(Data section)
** Start **

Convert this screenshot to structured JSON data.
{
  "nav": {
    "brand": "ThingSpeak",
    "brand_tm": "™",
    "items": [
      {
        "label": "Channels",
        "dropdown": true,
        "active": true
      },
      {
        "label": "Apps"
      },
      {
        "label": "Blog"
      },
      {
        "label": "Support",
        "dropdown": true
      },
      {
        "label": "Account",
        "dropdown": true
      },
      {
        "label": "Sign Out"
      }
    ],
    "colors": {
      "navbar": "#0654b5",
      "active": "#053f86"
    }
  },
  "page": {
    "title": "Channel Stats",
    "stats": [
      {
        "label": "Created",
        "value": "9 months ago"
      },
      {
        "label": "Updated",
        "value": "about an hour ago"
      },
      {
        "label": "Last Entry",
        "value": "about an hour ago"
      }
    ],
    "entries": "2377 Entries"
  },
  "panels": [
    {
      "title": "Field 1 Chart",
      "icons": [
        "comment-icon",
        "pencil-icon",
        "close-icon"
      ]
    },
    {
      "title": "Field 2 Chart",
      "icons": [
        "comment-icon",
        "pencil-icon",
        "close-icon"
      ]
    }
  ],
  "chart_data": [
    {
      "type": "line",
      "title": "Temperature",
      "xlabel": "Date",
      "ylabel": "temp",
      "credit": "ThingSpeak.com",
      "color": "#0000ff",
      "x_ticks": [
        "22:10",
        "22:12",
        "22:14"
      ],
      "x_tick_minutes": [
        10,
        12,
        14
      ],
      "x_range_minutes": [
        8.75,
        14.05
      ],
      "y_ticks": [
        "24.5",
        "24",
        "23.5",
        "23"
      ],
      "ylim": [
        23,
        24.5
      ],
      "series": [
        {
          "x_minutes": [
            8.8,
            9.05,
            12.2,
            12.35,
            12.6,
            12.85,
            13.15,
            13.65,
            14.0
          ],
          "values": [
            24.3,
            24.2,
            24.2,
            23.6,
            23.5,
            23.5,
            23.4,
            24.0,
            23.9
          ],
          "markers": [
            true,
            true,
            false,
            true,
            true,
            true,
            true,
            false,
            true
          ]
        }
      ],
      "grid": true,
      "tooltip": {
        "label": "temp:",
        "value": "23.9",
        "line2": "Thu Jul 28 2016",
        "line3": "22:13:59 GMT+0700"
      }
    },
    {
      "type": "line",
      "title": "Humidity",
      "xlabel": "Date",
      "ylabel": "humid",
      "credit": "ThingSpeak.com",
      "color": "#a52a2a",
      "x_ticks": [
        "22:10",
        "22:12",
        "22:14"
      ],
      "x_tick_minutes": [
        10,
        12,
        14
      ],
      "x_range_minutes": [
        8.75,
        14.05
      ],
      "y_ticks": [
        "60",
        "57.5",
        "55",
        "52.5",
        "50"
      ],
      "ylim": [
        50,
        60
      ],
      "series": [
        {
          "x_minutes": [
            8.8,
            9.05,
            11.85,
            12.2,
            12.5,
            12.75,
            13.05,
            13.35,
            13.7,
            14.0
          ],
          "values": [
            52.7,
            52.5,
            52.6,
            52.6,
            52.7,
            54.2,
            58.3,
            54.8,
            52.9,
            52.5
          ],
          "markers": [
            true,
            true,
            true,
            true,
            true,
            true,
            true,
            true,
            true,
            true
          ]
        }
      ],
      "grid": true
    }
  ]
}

** End **

(What needs to be done)
Report how many lines in the data include the word "Field", and give nothing but the count.

(Response to this exercise)
2